Locate every line below that contains the word "residual" and copy it.

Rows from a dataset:
[START]
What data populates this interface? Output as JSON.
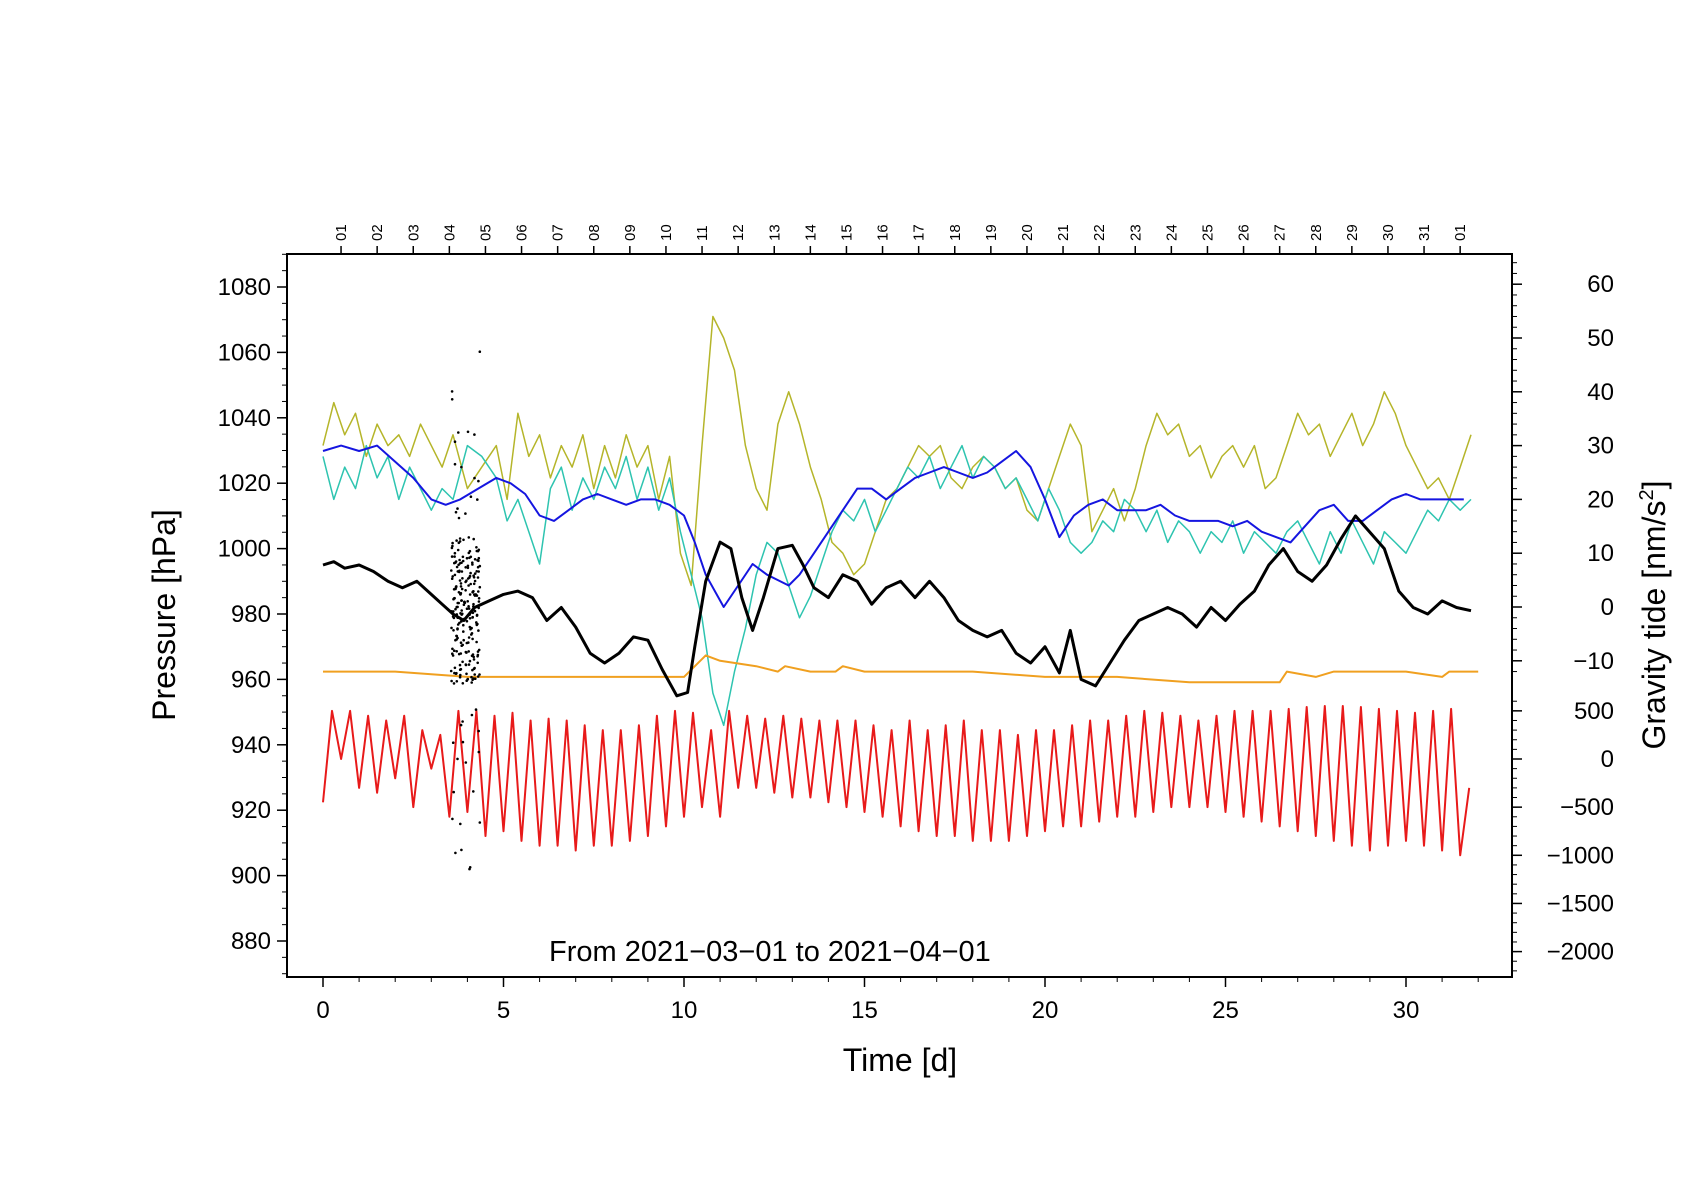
{
  "chart_data": {
    "type": "line",
    "title": "",
    "caption": "From 2021−03−01 to 2021−04−01",
    "xlabel": "Time [d]",
    "ylabel_left": "Pressure [hPa]",
    "ylabel_right_prefix": "Gravity tide [nm/s",
    "ylabel_right_sup": "2",
    "ylabel_right_suffix": "]",
    "xlim": [
      -1,
      33
    ],
    "ylim_left": [
      870,
      1090
    ],
    "x_ticks": [
      "0",
      "5",
      "10",
      "15",
      "20",
      "25",
      "30"
    ],
    "y_left_ticks": [
      "880",
      "900",
      "920",
      "940",
      "960",
      "980",
      "1000",
      "1020",
      "1040",
      "1060",
      "1080"
    ],
    "y_right_upper_ticks": [
      "60",
      "50",
      "40",
      "30",
      "20",
      "10",
      "0",
      "−10"
    ],
    "y_right_lower_ticks": [
      "500",
      "0",
      "−500",
      "−1000",
      "−1500",
      "−2000"
    ],
    "top_day_labels": [
      "01",
      "02",
      "03",
      "04",
      "05",
      "06",
      "07",
      "08",
      "09",
      "10",
      "11",
      "12",
      "13",
      "14",
      "15",
      "16",
      "17",
      "18",
      "19",
      "20",
      "21",
      "22",
      "23",
      "24",
      "25",
      "26",
      "27",
      "28",
      "29",
      "30",
      "31",
      "01"
    ],
    "series": [
      {
        "name": "pressure",
        "color": "#000000",
        "style": "thick line + scatter burst near day 3.8",
        "x": [
          0,
          0.3,
          0.6,
          1,
          1.4,
          1.8,
          2.2,
          2.6,
          3,
          3.3,
          3.6,
          3.9,
          4.2,
          4.6,
          5,
          5.4,
          5.8,
          6.2,
          6.6,
          7,
          7.4,
          7.8,
          8.2,
          8.6,
          9,
          9.4,
          9.8,
          10.1,
          10.3,
          10.6,
          11,
          11.3,
          11.6,
          11.9,
          12.2,
          12.6,
          13,
          13.3,
          13.6,
          14,
          14.4,
          14.8,
          15.2,
          15.6,
          16,
          16.4,
          16.8,
          17.2,
          17.6,
          18,
          18.4,
          18.8,
          19.2,
          19.6,
          20,
          20.4,
          20.7,
          21,
          21.4,
          21.8,
          22.2,
          22.6,
          23,
          23.4,
          23.8,
          24.2,
          24.6,
          25,
          25.4,
          25.8,
          26.2,
          26.6,
          27,
          27.4,
          27.8,
          28.2,
          28.6,
          29,
          29.4,
          29.8,
          30.2,
          30.6,
          31,
          31.4,
          31.8
        ],
        "y": [
          995,
          996,
          994,
          995,
          993,
          990,
          988,
          990,
          986,
          983,
          980,
          978,
          982,
          984,
          986,
          987,
          985,
          978,
          982,
          976,
          968,
          965,
          968,
          973,
          972,
          963,
          955,
          956,
          970,
          990,
          1002,
          1000,
          985,
          975,
          985,
          1000,
          1001,
          995,
          988,
          985,
          992,
          990,
          983,
          988,
          990,
          985,
          990,
          985,
          978,
          975,
          973,
          975,
          968,
          965,
          970,
          962,
          975,
          960,
          958,
          965,
          972,
          978,
          980,
          982,
          980,
          976,
          982,
          978,
          983,
          987,
          995,
          1000,
          993,
          990,
          995,
          1003,
          1010,
          1005,
          1000,
          987,
          982,
          980,
          984,
          982,
          981
        ]
      },
      {
        "name": "gravity-residual-olive",
        "color": "#b5b52a",
        "x": [
          0,
          0.3,
          0.6,
          0.9,
          1.2,
          1.5,
          1.8,
          2.1,
          2.4,
          2.7,
          3,
          3.3,
          3.6,
          4,
          4.4,
          4.8,
          5.1,
          5.4,
          5.7,
          6,
          6.3,
          6.6,
          6.9,
          7.2,
          7.5,
          7.8,
          8.1,
          8.4,
          8.7,
          9,
          9.3,
          9.6,
          9.9,
          10.2,
          10.5,
          10.8,
          11.1,
          11.4,
          11.7,
          12,
          12.3,
          12.6,
          12.9,
          13.2,
          13.5,
          13.8,
          14.1,
          14.4,
          14.7,
          15,
          15.3,
          15.6,
          15.9,
          16.2,
          16.5,
          16.8,
          17.1,
          17.4,
          17.7,
          18,
          18.3,
          18.6,
          18.9,
          19.2,
          19.5,
          19.8,
          20.1,
          20.4,
          20.7,
          21,
          21.3,
          21.6,
          21.9,
          22.2,
          22.5,
          22.8,
          23.1,
          23.4,
          23.7,
          24,
          24.3,
          24.6,
          24.9,
          25.2,
          25.5,
          25.8,
          26.1,
          26.4,
          26.7,
          27,
          27.3,
          27.6,
          27.9,
          28.2,
          28.5,
          28.8,
          29.1,
          29.4,
          29.7,
          30,
          30.3,
          30.6,
          30.9,
          31.2,
          31.5,
          31.8
        ],
        "y": [
          30,
          38,
          32,
          36,
          28,
          34,
          30,
          32,
          28,
          34,
          30,
          26,
          32,
          22,
          26,
          30,
          20,
          36,
          28,
          32,
          24,
          30,
          26,
          32,
          22,
          30,
          24,
          32,
          26,
          30,
          20,
          28,
          10,
          4,
          30,
          54,
          50,
          44,
          30,
          22,
          18,
          34,
          40,
          34,
          26,
          20,
          12,
          10,
          6,
          8,
          14,
          20,
          22,
          26,
          30,
          28,
          30,
          24,
          22,
          26,
          28,
          26,
          22,
          24,
          18,
          16,
          22,
          28,
          34,
          30,
          14,
          18,
          22,
          16,
          22,
          30,
          36,
          32,
          34,
          28,
          30,
          24,
          28,
          30,
          26,
          30,
          22,
          24,
          30,
          36,
          32,
          34,
          28,
          32,
          36,
          30,
          34,
          40,
          36,
          30,
          26,
          22,
          24,
          20,
          26,
          32
        ]
      },
      {
        "name": "gravity-residual-teal",
        "color": "#2ec4b0",
        "x": [
          0,
          0.3,
          0.6,
          0.9,
          1.2,
          1.5,
          1.8,
          2.1,
          2.4,
          2.7,
          3,
          3.3,
          3.6,
          4,
          4.4,
          4.8,
          5.1,
          5.4,
          5.7,
          6,
          6.3,
          6.6,
          6.9,
          7.2,
          7.5,
          7.8,
          8.1,
          8.4,
          8.7,
          9,
          9.3,
          9.6,
          9.9,
          10.2,
          10.5,
          10.8,
          11.1,
          11.4,
          11.7,
          12,
          12.3,
          12.6,
          12.9,
          13.2,
          13.5,
          13.8,
          14.1,
          14.4,
          14.7,
          15,
          15.3,
          15.6,
          15.9,
          16.2,
          16.5,
          16.8,
          17.1,
          17.4,
          17.7,
          18,
          18.3,
          18.6,
          18.9,
          19.2,
          19.5,
          19.8,
          20.1,
          20.4,
          20.7,
          21,
          21.3,
          21.6,
          21.9,
          22.2,
          22.5,
          22.8,
          23.1,
          23.4,
          23.7,
          24,
          24.3,
          24.6,
          24.9,
          25.2,
          25.5,
          25.8,
          26.1,
          26.4,
          26.7,
          27,
          27.3,
          27.6,
          27.9,
          28.2,
          28.5,
          28.8,
          29.1,
          29.4,
          29.7,
          30,
          30.3,
          30.6,
          30.9,
          31.2,
          31.5,
          31.8
        ],
        "y": [
          28,
          20,
          26,
          22,
          30,
          24,
          28,
          20,
          26,
          22,
          18,
          22,
          20,
          30,
          28,
          24,
          16,
          20,
          14,
          8,
          22,
          26,
          18,
          24,
          20,
          26,
          22,
          28,
          20,
          26,
          18,
          24,
          14,
          6,
          -2,
          -16,
          -22,
          -12,
          -4,
          6,
          12,
          10,
          4,
          -2,
          2,
          8,
          14,
          18,
          16,
          20,
          14,
          18,
          22,
          26,
          24,
          28,
          22,
          26,
          30,
          24,
          28,
          26,
          22,
          24,
          20,
          16,
          22,
          18,
          12,
          10,
          12,
          16,
          14,
          20,
          18,
          14,
          18,
          12,
          16,
          14,
          10,
          14,
          12,
          16,
          10,
          14,
          12,
          10,
          14,
          16,
          12,
          8,
          14,
          10,
          16,
          12,
          8,
          14,
          12,
          10,
          14,
          18,
          16,
          20,
          18,
          20
        ]
      },
      {
        "name": "gravity-smooth-blue",
        "color": "#1515e0",
        "x": [
          0,
          0.5,
          1,
          1.5,
          2,
          2.5,
          3,
          3.4,
          3.8,
          4.3,
          4.8,
          5.2,
          5.6,
          6,
          6.4,
          6.8,
          7.2,
          7.6,
          8,
          8.4,
          8.8,
          9.2,
          9.6,
          10,
          10.3,
          10.6,
          11.1,
          11.5,
          11.9,
          12.3,
          12.6,
          12.9,
          13.2,
          13.6,
          14,
          14.4,
          14.8,
          15.2,
          15.6,
          16,
          16.4,
          16.8,
          17.2,
          17.6,
          18,
          18.4,
          18.8,
          19.2,
          19.6,
          20,
          20.4,
          20.8,
          21.2,
          21.6,
          22,
          22.4,
          22.8,
          23.2,
          23.6,
          24,
          24.4,
          24.8,
          25.2,
          25.6,
          26,
          26.4,
          26.8,
          27.2,
          27.6,
          28,
          28.4,
          28.8,
          29.2,
          29.6,
          30,
          30.4,
          30.8,
          31.2,
          31.6
        ],
        "y": [
          29,
          30,
          29,
          30,
          27,
          24,
          20,
          19,
          20,
          22,
          24,
          23,
          21,
          17,
          16,
          18,
          20,
          21,
          20,
          19,
          20,
          20,
          19,
          17,
          12,
          6,
          0,
          4,
          8,
          6,
          5,
          4,
          6,
          10,
          14,
          18,
          22,
          22,
          20,
          22,
          24,
          25,
          26,
          25,
          24,
          25,
          27,
          29,
          26,
          20,
          13,
          17,
          19,
          20,
          18,
          18,
          18,
          19,
          17,
          16,
          16,
          16,
          15,
          16,
          14,
          13,
          12,
          15,
          18,
          19,
          16,
          16,
          18,
          20,
          21,
          20,
          20,
          20,
          20
        ]
      },
      {
        "name": "barometric-orange",
        "color": "#f0a020",
        "x": [
          0,
          2,
          4,
          6,
          8,
          10,
          10.6,
          11,
          12,
          12.6,
          12.8,
          13.5,
          14.2,
          14.4,
          15,
          16,
          18,
          20,
          22,
          24,
          26,
          26.5,
          26.7,
          27.5,
          28,
          28.7,
          29,
          30,
          31,
          31.2,
          32
        ],
        "y": [
          -12,
          -12,
          -13,
          -13,
          -13,
          -13,
          -9,
          -10,
          -11,
          -12,
          -11,
          -12,
          -12,
          -11,
          -12,
          -12,
          -12,
          -13,
          -13,
          -14,
          -14,
          -14,
          -12,
          -13,
          -12,
          -12,
          -12,
          -12,
          -13,
          -12,
          -12
        ]
      },
      {
        "name": "gravity-tide-red",
        "color": "#e81a1a",
        "scale": "right lower axis nm/s2",
        "x": [
          0,
          0.25,
          0.5,
          0.75,
          1,
          1.25,
          1.5,
          1.75,
          2,
          2.25,
          2.5,
          2.75,
          3,
          3.25,
          3.5,
          3.75,
          4,
          4.25,
          4.5,
          4.75,
          5,
          5.25,
          5.5,
          5.75,
          6,
          6.25,
          6.5,
          6.75,
          7,
          7.25,
          7.5,
          7.75,
          8,
          8.25,
          8.5,
          8.75,
          9,
          9.25,
          9.5,
          9.75,
          10,
          10.25,
          10.5,
          10.75,
          11,
          11.25,
          11.5,
          11.75,
          12,
          12.25,
          12.5,
          12.75,
          13,
          13.25,
          13.5,
          13.75,
          14,
          14.25,
          14.5,
          14.75,
          15,
          15.25,
          15.5,
          15.75,
          16,
          16.25,
          16.5,
          16.75,
          17,
          17.25,
          17.5,
          17.75,
          18,
          18.25,
          18.5,
          18.75,
          19,
          19.25,
          19.5,
          19.75,
          20,
          20.25,
          20.5,
          20.75,
          21,
          21.25,
          21.5,
          21.75,
          22,
          22.25,
          22.5,
          22.75,
          23,
          23.25,
          23.5,
          23.75,
          24,
          24.25,
          24.5,
          24.75,
          25,
          25.25,
          25.5,
          25.75,
          26,
          26.25,
          26.5,
          26.75,
          27,
          27.25,
          27.5,
          27.75,
          28,
          28.25,
          28.5,
          28.75,
          29,
          29.25,
          29.5,
          29.75,
          30,
          30.25,
          30.5,
          30.75,
          31,
          31.25,
          31.5,
          31.75
        ],
        "y": [
          -450,
          500,
          0,
          500,
          -300,
          450,
          -350,
          400,
          -200,
          450,
          -500,
          300,
          -100,
          250,
          -600,
          500,
          -550,
          500,
          -800,
          450,
          -750,
          480,
          -850,
          400,
          -900,
          420,
          -900,
          400,
          -950,
          350,
          -900,
          300,
          -900,
          300,
          -850,
          350,
          -800,
          450,
          -700,
          500,
          -600,
          480,
          -500,
          300,
          -600,
          500,
          -300,
          450,
          -300,
          420,
          -350,
          450,
          -400,
          420,
          -400,
          400,
          -450,
          400,
          -500,
          400,
          -550,
          350,
          -600,
          300,
          -700,
          400,
          -750,
          300,
          -800,
          350,
          -800,
          400,
          -850,
          300,
          -850,
          300,
          -850,
          250,
          -800,
          300,
          -750,
          300,
          -700,
          350,
          -700,
          400,
          -650,
          400,
          -600,
          450,
          -600,
          500,
          -550,
          480,
          -500,
          450,
          -500,
          400,
          -500,
          450,
          -550,
          500,
          -600,
          500,
          -650,
          500,
          -700,
          520,
          -750,
          540,
          -800,
          550,
          -850,
          550,
          -900,
          540,
          -950,
          520,
          -900,
          500,
          -850,
          480,
          -900,
          500,
          -950,
          520,
          -1000,
          -300
        ]
      }
    ]
  }
}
[END]
- _Answer for the task_:
        "name": "gravity-residual-olive",
        "name": "gravity-residual-teal",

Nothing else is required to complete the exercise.